== TASK INSTRUCTIONS ==
**1)** Based on the text about Epix boxing, decide whether each statement agrees with it: (a) Epix subscribers can choose from more than three thousand titles; (b) the first fight shown on Epix was Wladimir Klitschko vs. Jean-Marc Mormeck; (c) Epix usually pays a license fee of about $100,000 per show. Answer yes or no for each, and quote the words of the text that decide it.
**2)** Retype the passage of the Epix boxing text starting at "The first fight" and ending at "of fifteen days.".
**3)** List every company that the text about Epix boxing names as a partner in the Epix joint venture.

== SUPPLIED TEXT ==
######

Epix is a joint venture between Viacom, Paramount, Metro-Goldwyn-Mayer, and Lionsgate that offers programming to viewers on television, the Internet, and various consumer electronic devices. It’s available through a limited number of cable systems in 30,000,000 homes. Subscribers who receive Epix through their cable system provider (authenticated users) can also watch Epix on www.epixhd.com.
The heart of Epix’s programming is feature films. More than three thousand titles are available to subscribers. But the network also offers documentaries, concerts, comedy programs, and sports (most notably boxing).
The first fight televised on Epix was Vitali Klitschko vs. Odlanier Solis on March 19, 2011. The network is now nearing the end of a remarkable run highlighting the three major heavyweight beltholders within the course of fifteen days.
First, on February 18th, Vitali Klitschko decisioned Dereck Chisora. One week later, Alexander Povetkin edged Marco Huck in an entertaining bout marked by high drama in the final two rounds. Next Saturday, Wladimir Klitschko will defend his belts against Jean-Marc Mormeck.
Klitschko-Mormeck shapes up as a mismatch. Epix boxing acquisitions consultant Roy Langbord acknowledges as much, but says, “The heavyweight division intrigues people, and fighters like the Klitschkos, Povetkin, and Robert Helenius have been available. We don’t have anywhere near the budget that HBO and Showtime have to spend on fights. But we’ve been opportunistic and have been able to buy compelling fights that were overlooked in the U.S. market.”
Six of Epix’s eight shows to date (including Klitschko-Mormeck) have revolved around heavyweights. The other two featured James DeGale vs. George Groves and Felix Sturm vs Matthew Macklin. The bouts have been entertaining and, in several instances, notable.
All but two of the cards originated in Germany; the others in England and Finland. The fights are called for Epix from a TV studio in New York off a foreign television feed. The commentating team of Bruce Beck, Freddie Roach, and Dan Rafael does a good job. Chris Mannix serves as an on-site reporter.
Epix televises its fights live on Saturday afternoons (usually around 4:00 or 5:00 PM east coast time). That’s a throwback to the era when boxing was an anchor for Saturday afternoon sports programming, most notably on ABC’s Wide World of Sports.
As a practical matter, Epix gets the fights that HBO and Showtime don’t want. It typically pays a license fee in the neighborhood of $100,000 per show. That means Epix has paid less for all eight of its fight cards combined over the past year than HBO and Showtime often pay for a single telecast. But with judicious buying and wise production decisions, it has put together good shows.
On a shoestring budget, Epix is giving boxing fans a good pair of shoes.

######

Element box records

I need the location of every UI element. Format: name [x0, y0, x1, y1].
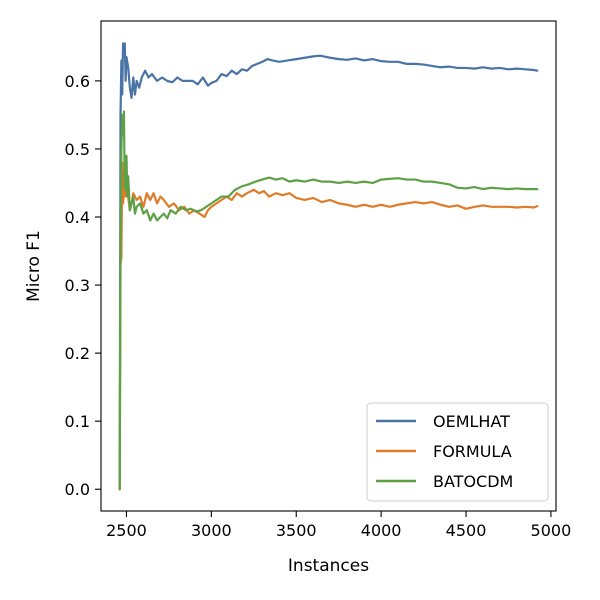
y-tick-label: 0.3 [65, 276, 90, 295]
axes: 2500 3000 3500 4000 4500 5000 0.0 0.1 0.2 0.3 0.4 0… [24, 20, 572, 576]
x-tick-label: 2500 [106, 521, 147, 540]
x-axis-title: Instances [288, 556, 369, 576]
y-tick-label: 0.2 [65, 344, 90, 363]
legend-label-batocdm: BATOCDM [433, 472, 513, 491]
legend: OEMLHAT FORMULA BATOCDM [366, 402, 549, 502]
x-tick-label: 3500 [276, 521, 317, 540]
y-tick-label: 0.5 [65, 140, 90, 159]
series-line-oemlhat [118, 42, 539, 491]
y-tick-label: 0.0 [65, 480, 90, 499]
y-tick-label: 0.4 [65, 208, 90, 227]
series-line-batocdm [118, 110, 539, 491]
plot-area [118, 42, 539, 491]
x-tick-label: 3000 [191, 521, 232, 540]
series-line-formula [118, 161, 539, 491]
plot-frame [100, 20, 557, 512]
x-tick-label: 5000 [531, 521, 572, 540]
legend-box [366, 402, 549, 502]
x-tick-label: 4500 [446, 521, 487, 540]
legend-label-formula: FORMULA [433, 442, 512, 461]
y-tick-label: 0.6 [65, 72, 90, 91]
legend-label-oemlhat: OEMLHAT [433, 412, 510, 431]
y-tick-label: 0.1 [65, 412, 90, 431]
y-axis-title: Micro F1 [24, 230, 44, 302]
x-tick-label: 4000 [361, 521, 402, 540]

######

== FULL ANSWERS ==
**1)**
(a) Yes: "More than three thousand titles are available to subscribers."
(b) No: "The first fight televised on Epix was Vitali Klitschko vs. Odlanier Solis on March 19, 2011."
(c) Yes: "It typically pays a license fee in the neighborhood of $100,000 per show."

**2)**
The first fight televised on Epix was Vitali Klitschko vs. Odlanier Solis on March 19, 2011. The network is now nearing the end of a remarkable run highlighting the three major heavyweight beltholders within the course of fifteen days.

**3)**
Viacom
Paramount
Metro-Goldwyn-Mayer
Lionsgate